== DIRECTIONS ==
Pick out each line of the records in which the word "ylabel" appears.

== RECORDS SUPPLIED ==
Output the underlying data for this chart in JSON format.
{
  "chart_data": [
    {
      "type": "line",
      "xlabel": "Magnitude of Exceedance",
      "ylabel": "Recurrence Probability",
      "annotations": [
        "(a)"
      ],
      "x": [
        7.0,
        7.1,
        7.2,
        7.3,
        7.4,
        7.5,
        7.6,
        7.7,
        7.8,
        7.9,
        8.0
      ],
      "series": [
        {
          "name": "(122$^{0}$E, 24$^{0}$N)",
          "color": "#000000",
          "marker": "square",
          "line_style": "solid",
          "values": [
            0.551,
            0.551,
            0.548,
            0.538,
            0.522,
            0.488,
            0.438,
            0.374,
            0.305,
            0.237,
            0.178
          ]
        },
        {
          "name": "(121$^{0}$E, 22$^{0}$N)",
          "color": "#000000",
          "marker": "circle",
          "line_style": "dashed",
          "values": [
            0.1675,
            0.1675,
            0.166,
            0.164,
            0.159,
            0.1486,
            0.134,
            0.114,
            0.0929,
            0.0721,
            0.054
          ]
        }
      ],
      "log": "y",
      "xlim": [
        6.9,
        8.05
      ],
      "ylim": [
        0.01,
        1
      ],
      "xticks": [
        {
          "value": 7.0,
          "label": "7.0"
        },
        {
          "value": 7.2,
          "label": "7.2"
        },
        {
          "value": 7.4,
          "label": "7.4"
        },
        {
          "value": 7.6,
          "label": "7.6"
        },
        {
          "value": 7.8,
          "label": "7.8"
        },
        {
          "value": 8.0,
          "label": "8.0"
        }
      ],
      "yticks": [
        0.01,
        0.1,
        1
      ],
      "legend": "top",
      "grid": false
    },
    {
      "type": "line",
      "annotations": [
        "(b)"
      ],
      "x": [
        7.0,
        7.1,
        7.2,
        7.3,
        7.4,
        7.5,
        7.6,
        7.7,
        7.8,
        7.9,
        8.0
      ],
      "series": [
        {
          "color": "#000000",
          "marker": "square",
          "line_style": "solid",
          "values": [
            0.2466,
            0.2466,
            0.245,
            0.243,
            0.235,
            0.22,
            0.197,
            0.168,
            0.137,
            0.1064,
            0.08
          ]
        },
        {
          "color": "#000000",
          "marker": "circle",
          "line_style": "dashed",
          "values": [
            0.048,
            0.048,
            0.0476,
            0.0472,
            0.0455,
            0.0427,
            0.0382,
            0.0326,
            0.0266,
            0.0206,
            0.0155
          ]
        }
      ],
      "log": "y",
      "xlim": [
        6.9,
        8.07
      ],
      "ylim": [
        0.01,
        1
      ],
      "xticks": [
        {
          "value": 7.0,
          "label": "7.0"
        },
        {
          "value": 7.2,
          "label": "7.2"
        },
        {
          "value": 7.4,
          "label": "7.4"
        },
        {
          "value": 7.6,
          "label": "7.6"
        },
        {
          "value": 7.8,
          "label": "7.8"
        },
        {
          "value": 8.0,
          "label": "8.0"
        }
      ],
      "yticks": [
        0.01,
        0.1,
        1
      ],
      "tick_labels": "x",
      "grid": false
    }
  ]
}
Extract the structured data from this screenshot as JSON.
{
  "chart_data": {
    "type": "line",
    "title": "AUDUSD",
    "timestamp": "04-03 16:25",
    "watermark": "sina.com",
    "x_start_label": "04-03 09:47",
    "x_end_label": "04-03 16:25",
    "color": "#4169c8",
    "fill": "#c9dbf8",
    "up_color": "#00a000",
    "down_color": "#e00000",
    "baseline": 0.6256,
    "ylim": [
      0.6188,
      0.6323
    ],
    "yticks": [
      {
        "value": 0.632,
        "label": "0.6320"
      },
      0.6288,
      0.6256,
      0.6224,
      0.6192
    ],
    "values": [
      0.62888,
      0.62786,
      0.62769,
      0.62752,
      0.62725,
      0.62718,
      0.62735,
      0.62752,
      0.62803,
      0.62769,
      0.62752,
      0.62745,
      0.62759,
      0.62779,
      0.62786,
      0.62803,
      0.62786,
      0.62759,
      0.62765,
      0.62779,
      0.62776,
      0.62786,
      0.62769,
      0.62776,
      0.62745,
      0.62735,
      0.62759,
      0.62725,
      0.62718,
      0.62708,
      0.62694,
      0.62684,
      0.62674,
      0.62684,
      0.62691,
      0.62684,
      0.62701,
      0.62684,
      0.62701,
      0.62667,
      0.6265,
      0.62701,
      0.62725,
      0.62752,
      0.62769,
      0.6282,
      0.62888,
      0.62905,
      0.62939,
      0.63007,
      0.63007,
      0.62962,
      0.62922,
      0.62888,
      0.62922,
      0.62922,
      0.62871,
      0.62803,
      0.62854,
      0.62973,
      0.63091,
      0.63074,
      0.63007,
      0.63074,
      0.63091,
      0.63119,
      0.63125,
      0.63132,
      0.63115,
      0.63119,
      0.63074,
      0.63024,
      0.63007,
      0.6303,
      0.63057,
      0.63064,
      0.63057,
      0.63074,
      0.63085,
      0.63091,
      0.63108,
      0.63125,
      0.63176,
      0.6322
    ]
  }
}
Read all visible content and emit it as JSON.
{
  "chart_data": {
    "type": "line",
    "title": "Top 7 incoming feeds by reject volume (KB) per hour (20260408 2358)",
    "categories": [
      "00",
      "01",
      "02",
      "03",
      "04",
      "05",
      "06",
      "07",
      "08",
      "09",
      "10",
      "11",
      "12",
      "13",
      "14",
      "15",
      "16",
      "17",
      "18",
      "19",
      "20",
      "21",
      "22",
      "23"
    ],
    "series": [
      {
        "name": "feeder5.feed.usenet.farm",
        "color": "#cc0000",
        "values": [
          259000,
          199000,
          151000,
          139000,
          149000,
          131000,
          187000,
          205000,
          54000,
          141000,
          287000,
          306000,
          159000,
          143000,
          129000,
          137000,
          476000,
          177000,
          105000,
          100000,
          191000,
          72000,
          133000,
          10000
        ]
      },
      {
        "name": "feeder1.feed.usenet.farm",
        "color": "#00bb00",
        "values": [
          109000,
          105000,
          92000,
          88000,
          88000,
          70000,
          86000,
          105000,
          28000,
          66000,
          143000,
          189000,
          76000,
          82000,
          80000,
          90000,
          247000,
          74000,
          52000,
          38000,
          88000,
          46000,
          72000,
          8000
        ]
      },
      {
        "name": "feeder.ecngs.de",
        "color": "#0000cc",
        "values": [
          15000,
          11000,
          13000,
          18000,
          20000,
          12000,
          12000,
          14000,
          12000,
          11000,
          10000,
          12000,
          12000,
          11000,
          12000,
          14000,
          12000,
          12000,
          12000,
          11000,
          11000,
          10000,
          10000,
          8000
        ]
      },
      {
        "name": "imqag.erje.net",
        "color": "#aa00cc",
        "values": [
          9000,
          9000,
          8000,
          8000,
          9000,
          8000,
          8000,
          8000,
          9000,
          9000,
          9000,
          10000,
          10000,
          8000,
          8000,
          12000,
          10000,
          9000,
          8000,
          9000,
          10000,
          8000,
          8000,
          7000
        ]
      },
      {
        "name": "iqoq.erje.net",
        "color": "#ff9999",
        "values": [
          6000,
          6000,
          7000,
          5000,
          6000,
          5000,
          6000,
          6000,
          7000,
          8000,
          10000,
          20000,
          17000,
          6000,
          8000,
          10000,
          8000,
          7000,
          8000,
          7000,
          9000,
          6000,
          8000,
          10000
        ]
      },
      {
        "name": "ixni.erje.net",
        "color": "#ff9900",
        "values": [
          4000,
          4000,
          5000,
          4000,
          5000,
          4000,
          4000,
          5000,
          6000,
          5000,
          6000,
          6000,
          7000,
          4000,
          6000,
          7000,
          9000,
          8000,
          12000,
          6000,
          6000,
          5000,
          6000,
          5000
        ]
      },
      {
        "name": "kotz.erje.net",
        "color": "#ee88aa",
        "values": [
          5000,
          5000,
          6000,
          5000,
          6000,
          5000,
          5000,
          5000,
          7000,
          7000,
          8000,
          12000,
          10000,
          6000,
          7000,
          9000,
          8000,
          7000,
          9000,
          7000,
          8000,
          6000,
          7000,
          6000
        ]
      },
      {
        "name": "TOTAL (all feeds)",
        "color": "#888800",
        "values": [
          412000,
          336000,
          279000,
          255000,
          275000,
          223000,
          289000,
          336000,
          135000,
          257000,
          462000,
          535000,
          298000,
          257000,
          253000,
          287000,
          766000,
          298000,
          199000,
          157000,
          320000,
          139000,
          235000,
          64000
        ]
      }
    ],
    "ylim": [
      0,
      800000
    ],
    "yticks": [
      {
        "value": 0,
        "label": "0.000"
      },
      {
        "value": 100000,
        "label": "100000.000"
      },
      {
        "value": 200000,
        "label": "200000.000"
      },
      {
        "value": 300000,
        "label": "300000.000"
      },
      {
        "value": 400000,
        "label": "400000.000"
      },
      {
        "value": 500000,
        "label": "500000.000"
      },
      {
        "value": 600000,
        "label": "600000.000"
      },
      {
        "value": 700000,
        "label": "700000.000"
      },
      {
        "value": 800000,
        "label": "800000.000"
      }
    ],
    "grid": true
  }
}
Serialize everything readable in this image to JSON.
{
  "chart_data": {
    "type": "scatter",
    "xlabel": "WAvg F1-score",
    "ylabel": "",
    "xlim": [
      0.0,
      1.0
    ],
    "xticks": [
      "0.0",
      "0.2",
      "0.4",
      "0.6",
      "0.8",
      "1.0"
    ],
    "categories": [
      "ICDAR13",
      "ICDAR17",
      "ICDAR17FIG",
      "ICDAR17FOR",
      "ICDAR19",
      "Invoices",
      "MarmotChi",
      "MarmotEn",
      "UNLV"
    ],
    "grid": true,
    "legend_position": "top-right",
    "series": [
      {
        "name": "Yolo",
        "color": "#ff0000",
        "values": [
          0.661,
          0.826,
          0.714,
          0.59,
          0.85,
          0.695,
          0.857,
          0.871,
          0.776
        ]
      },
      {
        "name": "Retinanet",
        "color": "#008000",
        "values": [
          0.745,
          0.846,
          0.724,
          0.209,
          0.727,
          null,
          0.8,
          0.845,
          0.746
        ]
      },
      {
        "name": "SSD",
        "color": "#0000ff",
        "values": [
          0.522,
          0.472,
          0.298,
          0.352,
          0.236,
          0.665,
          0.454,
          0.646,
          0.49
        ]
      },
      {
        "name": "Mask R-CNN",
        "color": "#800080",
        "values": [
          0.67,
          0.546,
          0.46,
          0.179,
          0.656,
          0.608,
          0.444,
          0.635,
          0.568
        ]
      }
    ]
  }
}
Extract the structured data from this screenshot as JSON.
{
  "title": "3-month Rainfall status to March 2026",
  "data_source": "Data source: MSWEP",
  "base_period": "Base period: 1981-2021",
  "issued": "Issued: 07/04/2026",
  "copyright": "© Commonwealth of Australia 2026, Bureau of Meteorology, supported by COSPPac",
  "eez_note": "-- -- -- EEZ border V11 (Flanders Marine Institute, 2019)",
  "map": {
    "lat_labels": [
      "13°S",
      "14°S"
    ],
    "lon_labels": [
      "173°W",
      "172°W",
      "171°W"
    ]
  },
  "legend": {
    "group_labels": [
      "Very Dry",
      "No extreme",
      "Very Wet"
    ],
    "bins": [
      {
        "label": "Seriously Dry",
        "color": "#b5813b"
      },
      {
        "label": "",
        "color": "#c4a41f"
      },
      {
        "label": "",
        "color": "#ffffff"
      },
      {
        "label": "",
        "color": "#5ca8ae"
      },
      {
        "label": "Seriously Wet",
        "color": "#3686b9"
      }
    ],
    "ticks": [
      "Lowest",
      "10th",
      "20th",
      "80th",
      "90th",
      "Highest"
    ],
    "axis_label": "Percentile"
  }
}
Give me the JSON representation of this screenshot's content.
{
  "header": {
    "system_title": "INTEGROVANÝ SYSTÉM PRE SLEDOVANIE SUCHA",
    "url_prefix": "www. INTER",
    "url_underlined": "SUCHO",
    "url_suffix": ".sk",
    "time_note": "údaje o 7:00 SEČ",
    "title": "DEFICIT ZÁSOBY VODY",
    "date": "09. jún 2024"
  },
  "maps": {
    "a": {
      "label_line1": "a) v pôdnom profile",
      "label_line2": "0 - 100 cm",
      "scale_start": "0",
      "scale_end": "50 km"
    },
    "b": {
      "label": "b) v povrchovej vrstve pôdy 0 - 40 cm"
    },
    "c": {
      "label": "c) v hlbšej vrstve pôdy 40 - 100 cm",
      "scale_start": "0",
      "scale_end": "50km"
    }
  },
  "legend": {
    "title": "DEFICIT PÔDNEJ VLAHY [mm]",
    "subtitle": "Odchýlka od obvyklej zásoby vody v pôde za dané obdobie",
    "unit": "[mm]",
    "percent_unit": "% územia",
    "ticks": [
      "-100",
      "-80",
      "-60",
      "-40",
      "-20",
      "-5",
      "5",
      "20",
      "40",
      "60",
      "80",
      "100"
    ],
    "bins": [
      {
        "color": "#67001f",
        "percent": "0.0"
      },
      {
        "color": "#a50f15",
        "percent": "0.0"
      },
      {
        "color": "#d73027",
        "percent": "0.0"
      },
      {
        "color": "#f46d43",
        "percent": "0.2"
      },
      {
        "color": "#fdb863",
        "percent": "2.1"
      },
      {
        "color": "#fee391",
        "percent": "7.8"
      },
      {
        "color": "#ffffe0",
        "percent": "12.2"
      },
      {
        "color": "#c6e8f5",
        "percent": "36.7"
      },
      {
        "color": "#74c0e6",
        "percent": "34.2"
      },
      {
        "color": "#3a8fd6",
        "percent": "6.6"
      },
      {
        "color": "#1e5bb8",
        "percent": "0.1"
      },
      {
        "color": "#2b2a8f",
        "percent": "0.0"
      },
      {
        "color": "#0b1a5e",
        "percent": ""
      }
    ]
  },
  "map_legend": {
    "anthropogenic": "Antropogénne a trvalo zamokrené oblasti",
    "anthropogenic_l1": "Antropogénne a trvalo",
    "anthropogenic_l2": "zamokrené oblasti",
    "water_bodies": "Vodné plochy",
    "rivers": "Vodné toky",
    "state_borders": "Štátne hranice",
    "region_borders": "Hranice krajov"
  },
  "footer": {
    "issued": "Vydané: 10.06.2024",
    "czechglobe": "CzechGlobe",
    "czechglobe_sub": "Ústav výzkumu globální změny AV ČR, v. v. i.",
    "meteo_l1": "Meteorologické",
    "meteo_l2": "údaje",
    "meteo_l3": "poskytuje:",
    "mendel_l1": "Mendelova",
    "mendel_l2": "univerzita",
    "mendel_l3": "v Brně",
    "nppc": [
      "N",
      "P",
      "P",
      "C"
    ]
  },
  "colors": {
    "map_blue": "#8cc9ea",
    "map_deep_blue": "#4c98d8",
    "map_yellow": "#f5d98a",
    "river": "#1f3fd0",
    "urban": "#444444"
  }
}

== FINAL RESULT ==
      "ylabel": "Recurrence Probability",
    "ylabel": "",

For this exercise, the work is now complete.